Search the entries below. Return every line that has "right" in it.
>>>>>
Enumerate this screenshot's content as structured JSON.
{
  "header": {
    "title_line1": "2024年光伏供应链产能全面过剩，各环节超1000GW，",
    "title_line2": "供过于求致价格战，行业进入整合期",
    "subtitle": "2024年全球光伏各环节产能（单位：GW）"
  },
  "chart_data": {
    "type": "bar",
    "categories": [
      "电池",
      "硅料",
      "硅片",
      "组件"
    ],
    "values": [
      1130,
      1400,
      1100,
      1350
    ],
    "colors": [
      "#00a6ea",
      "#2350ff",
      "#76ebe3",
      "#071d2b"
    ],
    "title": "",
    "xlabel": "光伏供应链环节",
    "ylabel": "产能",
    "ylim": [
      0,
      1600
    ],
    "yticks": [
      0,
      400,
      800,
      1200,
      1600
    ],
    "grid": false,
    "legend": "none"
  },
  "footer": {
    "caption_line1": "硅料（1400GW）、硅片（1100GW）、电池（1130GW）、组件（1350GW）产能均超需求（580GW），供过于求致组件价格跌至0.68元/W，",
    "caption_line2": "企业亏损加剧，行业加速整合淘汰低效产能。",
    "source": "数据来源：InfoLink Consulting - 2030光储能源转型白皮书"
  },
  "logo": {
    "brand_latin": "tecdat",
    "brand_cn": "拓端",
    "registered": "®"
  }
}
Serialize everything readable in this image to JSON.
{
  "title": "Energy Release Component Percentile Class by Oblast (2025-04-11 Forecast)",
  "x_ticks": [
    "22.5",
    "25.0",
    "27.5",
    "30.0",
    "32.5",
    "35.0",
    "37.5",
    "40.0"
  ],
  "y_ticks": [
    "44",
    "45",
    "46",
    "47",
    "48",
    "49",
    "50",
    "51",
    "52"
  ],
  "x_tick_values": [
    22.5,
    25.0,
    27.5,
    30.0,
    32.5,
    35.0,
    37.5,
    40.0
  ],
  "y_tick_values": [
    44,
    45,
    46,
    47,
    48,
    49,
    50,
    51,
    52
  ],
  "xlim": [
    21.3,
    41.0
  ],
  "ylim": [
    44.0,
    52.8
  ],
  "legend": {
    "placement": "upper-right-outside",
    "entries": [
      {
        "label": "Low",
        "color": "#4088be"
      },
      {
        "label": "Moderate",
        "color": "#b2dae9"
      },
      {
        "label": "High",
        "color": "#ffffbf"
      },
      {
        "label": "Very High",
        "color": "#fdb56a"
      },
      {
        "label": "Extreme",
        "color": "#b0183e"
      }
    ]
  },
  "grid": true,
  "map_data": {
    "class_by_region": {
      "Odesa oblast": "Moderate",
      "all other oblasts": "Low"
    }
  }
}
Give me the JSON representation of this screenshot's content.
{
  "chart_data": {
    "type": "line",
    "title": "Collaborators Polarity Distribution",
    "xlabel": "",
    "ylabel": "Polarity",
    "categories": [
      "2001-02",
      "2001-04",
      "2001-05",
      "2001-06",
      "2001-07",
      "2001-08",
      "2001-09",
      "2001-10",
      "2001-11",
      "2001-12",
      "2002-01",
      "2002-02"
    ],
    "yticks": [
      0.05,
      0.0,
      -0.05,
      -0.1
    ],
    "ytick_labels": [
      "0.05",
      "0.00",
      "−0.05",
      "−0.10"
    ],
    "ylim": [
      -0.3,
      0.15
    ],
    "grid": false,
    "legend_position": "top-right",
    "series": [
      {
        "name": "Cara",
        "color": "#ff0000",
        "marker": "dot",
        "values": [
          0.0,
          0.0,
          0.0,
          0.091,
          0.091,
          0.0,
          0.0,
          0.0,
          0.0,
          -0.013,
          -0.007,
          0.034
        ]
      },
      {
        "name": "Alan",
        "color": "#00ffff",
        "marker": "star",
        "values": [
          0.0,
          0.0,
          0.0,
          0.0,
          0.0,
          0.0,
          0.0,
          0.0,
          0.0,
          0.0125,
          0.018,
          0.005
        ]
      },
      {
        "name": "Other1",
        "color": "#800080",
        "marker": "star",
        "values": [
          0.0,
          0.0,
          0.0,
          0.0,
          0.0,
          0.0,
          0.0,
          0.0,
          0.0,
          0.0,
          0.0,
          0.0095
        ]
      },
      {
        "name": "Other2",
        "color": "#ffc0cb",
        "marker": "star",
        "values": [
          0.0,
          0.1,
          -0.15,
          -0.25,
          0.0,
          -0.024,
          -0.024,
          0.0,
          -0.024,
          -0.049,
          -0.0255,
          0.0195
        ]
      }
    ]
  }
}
<<<<<
● OUTPUT FOR THIS TASK
    "placement": "upper-right-outside",
    "legend_position": "top-right",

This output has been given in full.